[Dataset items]
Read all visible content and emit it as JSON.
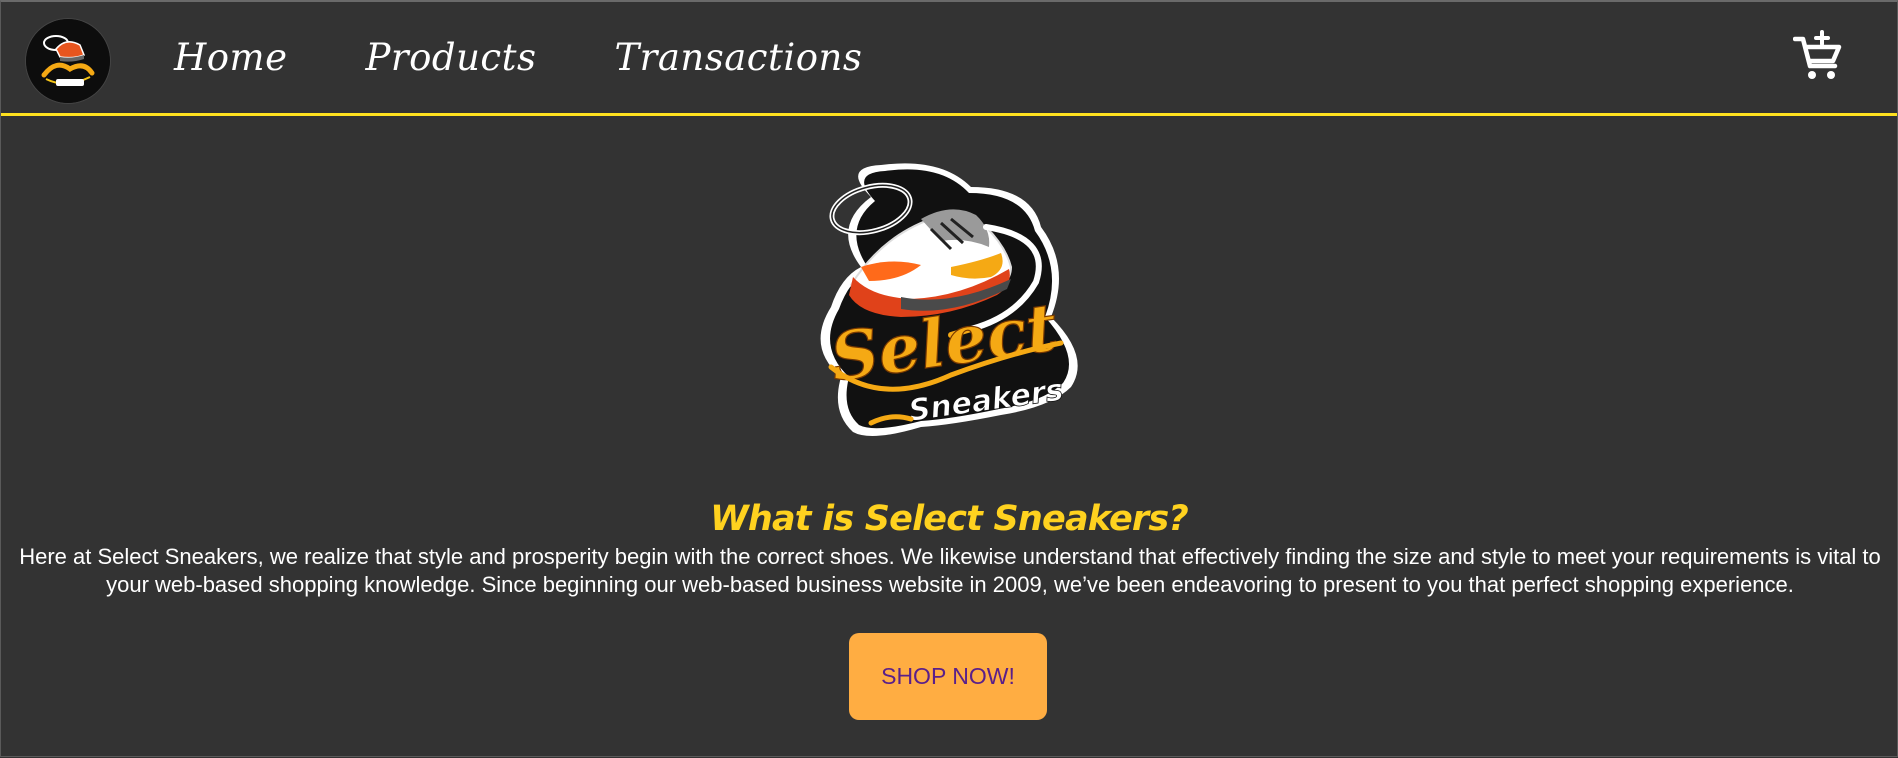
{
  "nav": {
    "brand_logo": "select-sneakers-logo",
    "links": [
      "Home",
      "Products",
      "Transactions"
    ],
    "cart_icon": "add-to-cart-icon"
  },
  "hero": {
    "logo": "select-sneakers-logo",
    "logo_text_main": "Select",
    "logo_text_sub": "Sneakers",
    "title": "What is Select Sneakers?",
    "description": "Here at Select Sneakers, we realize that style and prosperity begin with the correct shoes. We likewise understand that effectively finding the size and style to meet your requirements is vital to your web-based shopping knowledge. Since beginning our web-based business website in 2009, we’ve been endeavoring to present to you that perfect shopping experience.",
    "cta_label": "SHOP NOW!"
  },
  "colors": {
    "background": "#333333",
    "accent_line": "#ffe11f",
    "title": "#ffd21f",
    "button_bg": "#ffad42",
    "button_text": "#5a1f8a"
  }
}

§ PROBLEM TO SOLVE
Using the material above, retype each entry exactly and omit the pictures.

§ WRITTEN ANSWER
Read all visible content and emit it as JSON.
{
  "nav": {
    "brand_logo": "select-sneakers-logo",
    "links": [
      "Home",
      "Products",
      "Transactions"
    ],
    "cart_icon": "add-to-cart-icon"
  },
  "hero": {
    "logo": "select-sneakers-logo",
    "logo_text_main": "Select",
    "logo_text_sub": "Sneakers",
    "title": "What is Select Sneakers?",
    "description": "Here at Select Sneakers, we realize that style and prosperity begin with the correct shoes. We likewise understand that effectively finding the size and style to meet your requirements is vital to your web-based shopping knowledge. Since beginning our web-based business website in 2009, we’ve been endeavoring to present to you that perfect shopping experience.",
    "cta_label": "SHOP NOW!"
  },
  "colors": {
    "background": "#333333",
    "accent_line": "#ffe11f",
    "title": "#ffd21f",
    "button_bg": "#ffad42",
    "button_text": "#5a1f8a"
  }
}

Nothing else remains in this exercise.